EXERCISE GOAL: Extract every line that contains the string "wind".

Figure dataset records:
######
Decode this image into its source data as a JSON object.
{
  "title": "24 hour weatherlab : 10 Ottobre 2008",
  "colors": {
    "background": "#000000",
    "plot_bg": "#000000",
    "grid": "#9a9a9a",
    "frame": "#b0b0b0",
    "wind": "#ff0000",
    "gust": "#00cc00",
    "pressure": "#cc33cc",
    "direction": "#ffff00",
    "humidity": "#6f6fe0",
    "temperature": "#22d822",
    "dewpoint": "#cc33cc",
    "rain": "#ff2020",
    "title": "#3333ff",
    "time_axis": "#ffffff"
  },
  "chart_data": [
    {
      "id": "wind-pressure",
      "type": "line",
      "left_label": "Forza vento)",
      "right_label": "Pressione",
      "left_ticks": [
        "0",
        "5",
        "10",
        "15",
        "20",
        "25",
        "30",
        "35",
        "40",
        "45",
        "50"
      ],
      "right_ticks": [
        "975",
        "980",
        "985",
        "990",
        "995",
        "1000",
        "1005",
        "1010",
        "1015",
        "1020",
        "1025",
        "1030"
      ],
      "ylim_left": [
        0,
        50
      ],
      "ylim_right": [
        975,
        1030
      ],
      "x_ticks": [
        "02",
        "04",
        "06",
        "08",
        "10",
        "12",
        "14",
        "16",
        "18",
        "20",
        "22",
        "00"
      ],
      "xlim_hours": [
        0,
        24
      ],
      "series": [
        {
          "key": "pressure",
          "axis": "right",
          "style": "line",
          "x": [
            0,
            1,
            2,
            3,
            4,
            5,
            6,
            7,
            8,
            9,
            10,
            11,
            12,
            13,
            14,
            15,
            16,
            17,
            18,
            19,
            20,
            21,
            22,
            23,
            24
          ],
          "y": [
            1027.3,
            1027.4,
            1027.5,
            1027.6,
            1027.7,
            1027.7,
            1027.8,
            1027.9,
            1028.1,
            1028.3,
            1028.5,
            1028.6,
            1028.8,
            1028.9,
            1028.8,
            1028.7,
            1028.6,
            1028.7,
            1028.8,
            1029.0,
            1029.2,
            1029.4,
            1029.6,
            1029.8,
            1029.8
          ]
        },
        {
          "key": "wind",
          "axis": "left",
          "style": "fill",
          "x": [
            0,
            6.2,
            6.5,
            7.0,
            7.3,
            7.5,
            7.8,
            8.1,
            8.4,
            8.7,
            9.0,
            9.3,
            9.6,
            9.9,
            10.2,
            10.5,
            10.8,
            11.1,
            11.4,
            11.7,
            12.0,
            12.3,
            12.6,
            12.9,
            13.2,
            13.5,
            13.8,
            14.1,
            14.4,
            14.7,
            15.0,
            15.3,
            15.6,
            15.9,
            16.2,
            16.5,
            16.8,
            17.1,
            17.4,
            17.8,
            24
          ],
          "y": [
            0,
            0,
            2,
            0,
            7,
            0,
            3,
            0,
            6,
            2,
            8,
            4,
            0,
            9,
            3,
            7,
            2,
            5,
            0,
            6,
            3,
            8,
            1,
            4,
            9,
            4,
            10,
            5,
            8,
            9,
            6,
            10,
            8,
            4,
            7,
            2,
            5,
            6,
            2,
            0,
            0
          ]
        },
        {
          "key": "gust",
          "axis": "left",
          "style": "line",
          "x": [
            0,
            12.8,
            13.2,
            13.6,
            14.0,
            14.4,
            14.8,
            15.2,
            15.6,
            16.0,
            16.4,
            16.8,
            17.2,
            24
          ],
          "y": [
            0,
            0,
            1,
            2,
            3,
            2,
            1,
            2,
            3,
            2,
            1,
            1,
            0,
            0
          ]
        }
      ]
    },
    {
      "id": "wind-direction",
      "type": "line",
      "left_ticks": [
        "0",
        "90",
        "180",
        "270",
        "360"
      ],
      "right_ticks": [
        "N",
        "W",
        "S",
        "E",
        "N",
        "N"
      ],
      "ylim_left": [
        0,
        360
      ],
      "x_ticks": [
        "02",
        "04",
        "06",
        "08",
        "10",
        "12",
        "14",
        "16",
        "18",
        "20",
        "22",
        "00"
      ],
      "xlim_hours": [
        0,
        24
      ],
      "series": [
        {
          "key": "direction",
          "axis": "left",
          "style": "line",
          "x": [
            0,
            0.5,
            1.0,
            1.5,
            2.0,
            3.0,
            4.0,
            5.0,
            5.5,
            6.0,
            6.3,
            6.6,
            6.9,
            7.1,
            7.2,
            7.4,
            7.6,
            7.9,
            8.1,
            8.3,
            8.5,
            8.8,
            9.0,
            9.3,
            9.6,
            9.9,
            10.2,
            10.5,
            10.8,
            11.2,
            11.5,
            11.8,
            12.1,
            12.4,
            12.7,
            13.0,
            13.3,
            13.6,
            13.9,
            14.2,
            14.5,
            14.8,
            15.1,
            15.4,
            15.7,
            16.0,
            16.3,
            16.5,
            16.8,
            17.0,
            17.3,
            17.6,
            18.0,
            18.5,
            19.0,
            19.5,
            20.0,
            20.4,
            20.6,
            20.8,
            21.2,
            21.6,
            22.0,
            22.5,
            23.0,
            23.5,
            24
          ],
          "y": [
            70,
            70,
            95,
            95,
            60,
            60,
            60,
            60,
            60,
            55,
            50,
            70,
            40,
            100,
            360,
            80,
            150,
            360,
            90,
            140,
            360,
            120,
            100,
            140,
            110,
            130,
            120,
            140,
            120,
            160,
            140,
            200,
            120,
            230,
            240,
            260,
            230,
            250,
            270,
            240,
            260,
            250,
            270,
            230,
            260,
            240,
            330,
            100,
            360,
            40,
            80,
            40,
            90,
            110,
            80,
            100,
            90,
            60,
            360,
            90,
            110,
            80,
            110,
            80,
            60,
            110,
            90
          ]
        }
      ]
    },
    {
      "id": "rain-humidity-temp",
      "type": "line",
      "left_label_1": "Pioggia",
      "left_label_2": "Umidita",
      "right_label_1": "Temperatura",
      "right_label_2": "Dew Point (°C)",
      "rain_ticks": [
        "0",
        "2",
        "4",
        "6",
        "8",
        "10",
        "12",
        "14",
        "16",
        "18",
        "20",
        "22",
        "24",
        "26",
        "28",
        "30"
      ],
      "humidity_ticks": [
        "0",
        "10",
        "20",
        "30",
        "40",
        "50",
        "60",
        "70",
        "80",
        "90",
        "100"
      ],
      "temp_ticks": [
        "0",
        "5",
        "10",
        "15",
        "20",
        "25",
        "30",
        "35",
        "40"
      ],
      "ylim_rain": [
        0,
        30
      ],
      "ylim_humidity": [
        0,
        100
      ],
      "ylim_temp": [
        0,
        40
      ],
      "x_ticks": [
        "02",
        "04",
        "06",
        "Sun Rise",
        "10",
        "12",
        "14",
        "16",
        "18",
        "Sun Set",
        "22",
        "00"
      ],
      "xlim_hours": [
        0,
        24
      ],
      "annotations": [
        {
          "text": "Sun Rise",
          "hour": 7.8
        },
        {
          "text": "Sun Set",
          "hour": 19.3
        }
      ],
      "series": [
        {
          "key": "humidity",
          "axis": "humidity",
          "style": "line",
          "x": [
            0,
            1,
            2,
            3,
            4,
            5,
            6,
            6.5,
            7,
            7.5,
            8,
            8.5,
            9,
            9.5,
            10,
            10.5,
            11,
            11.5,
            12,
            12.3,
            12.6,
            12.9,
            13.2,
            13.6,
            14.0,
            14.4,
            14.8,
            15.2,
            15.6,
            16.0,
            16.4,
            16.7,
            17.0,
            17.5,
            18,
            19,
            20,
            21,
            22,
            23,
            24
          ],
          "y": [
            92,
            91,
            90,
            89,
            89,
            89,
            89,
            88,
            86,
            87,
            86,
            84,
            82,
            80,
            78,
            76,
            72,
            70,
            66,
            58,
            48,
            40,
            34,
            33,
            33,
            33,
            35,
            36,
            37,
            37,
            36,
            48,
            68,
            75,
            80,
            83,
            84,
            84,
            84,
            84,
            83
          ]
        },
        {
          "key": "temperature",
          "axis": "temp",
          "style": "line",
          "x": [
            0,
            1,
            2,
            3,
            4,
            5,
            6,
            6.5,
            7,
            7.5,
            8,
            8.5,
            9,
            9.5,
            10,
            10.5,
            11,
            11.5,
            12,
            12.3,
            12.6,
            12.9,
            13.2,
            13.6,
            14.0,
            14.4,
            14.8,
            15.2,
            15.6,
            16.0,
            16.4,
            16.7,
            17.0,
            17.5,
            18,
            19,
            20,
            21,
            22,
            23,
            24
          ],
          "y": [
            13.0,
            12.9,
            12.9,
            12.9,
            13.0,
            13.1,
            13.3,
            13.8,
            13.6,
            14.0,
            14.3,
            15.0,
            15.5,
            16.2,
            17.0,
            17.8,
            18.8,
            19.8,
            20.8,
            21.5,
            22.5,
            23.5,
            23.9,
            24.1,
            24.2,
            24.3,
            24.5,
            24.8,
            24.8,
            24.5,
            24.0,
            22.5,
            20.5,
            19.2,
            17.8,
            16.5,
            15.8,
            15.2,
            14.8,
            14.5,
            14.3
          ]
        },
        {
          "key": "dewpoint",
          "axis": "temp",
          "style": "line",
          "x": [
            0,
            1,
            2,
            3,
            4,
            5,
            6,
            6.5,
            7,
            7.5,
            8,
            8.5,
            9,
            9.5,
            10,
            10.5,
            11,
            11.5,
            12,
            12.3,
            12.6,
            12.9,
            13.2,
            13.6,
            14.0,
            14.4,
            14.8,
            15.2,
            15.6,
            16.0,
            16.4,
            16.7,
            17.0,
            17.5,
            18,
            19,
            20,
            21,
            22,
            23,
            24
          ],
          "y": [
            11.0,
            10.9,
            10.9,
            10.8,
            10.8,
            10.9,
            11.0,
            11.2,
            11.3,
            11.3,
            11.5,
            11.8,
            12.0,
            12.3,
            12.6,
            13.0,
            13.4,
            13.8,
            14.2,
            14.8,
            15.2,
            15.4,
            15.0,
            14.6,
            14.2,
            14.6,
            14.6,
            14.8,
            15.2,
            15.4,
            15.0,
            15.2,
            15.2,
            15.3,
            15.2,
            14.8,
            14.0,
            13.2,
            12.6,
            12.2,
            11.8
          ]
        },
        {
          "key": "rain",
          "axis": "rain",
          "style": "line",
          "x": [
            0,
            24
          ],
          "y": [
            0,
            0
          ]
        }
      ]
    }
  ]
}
######
EXERCISE OUTPUT:
    "wind": "#ff0000",
      "id": "wind-pressure",
          "key": "wind",
      "id": "wind-direction",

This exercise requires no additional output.